Data extracted from a collection:
— START —

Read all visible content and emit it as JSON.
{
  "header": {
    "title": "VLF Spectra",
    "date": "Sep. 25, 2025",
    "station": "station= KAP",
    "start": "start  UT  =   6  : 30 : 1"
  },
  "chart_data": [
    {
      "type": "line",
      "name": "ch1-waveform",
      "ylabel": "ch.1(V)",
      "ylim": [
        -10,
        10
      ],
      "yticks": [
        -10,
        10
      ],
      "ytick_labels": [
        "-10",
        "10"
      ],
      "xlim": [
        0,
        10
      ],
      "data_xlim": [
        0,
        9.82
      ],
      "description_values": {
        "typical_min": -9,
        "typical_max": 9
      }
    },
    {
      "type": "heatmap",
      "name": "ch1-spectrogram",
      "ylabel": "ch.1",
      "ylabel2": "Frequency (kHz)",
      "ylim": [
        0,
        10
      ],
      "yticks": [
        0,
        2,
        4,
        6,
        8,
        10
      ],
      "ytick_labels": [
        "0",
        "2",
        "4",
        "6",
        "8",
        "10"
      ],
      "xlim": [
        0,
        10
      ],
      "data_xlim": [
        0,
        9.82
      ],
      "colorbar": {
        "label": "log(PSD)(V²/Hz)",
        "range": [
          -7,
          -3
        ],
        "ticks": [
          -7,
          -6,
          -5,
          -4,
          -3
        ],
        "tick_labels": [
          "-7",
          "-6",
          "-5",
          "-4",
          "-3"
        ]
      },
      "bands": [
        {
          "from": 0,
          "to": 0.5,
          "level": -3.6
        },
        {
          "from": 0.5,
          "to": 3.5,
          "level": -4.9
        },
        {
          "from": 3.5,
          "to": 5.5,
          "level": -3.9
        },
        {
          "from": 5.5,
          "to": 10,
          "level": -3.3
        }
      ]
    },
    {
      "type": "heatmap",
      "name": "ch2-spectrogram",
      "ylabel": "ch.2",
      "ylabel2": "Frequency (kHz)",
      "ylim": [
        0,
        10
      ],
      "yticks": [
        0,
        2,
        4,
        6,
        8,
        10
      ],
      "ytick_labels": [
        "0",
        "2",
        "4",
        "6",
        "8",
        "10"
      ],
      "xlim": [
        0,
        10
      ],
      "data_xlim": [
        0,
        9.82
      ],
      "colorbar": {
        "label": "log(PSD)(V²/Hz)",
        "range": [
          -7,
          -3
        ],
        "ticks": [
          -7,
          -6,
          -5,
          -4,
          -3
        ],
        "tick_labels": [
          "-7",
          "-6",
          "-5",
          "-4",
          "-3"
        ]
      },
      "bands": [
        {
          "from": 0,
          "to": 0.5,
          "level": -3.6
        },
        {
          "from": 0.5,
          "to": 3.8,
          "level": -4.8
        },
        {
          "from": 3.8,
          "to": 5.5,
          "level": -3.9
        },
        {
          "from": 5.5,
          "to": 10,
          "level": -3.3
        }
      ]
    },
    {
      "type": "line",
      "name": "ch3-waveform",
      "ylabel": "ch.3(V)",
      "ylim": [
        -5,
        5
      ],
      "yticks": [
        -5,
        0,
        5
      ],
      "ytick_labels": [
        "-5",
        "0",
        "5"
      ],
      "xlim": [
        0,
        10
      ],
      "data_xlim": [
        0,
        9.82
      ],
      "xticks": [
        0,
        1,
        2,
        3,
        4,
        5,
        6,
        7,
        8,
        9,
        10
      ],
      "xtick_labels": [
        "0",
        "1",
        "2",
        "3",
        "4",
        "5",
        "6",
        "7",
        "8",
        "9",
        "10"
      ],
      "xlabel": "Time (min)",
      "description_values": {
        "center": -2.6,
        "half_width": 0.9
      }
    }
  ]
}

— END —
— START —

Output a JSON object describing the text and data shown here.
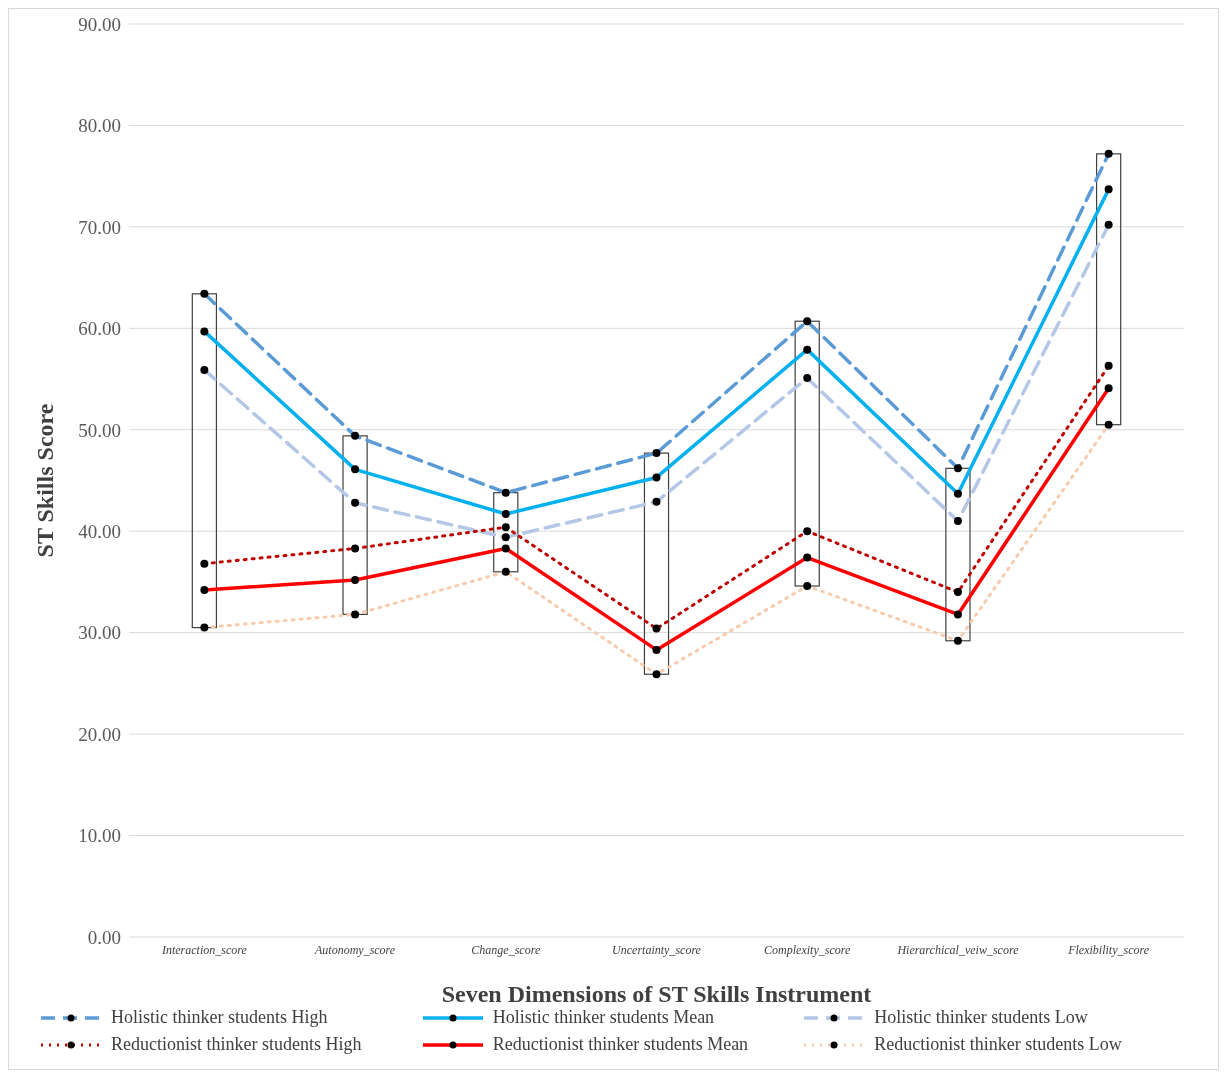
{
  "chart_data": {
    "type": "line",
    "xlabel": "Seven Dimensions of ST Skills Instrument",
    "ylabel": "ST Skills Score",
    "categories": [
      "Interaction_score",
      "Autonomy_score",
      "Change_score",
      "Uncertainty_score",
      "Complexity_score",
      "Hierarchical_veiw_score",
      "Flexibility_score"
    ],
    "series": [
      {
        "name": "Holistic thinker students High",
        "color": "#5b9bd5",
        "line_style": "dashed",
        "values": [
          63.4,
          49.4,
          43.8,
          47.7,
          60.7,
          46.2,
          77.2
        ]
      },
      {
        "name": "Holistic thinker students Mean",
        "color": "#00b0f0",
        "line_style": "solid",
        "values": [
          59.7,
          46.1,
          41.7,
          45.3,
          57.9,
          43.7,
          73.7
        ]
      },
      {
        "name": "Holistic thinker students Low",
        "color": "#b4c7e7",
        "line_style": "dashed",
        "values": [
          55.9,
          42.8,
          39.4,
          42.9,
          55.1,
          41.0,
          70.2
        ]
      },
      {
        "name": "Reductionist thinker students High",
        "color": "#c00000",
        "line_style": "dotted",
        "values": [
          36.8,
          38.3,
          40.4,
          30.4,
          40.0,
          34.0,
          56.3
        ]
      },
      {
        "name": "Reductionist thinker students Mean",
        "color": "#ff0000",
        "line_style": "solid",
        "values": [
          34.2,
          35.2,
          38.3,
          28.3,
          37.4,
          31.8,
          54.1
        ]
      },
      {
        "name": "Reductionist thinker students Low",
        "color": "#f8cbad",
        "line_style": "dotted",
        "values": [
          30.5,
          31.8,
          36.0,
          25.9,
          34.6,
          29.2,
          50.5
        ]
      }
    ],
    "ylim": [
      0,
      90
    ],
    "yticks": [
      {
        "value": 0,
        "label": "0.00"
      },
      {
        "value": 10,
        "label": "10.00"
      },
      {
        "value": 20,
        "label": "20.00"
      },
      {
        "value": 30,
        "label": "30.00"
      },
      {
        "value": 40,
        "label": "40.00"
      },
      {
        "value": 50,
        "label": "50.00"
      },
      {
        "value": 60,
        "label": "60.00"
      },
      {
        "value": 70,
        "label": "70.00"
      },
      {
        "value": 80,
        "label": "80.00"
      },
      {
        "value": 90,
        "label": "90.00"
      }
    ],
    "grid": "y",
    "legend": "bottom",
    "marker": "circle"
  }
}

— END —

§ Exercise aim:
Show the lines where the word "Holistic" appears in the entries.

§ Full answer:
        "name": "Holistic thinker students High",
        "name": "Holistic thinker students Mean",
        "name": "Holistic thinker students Low",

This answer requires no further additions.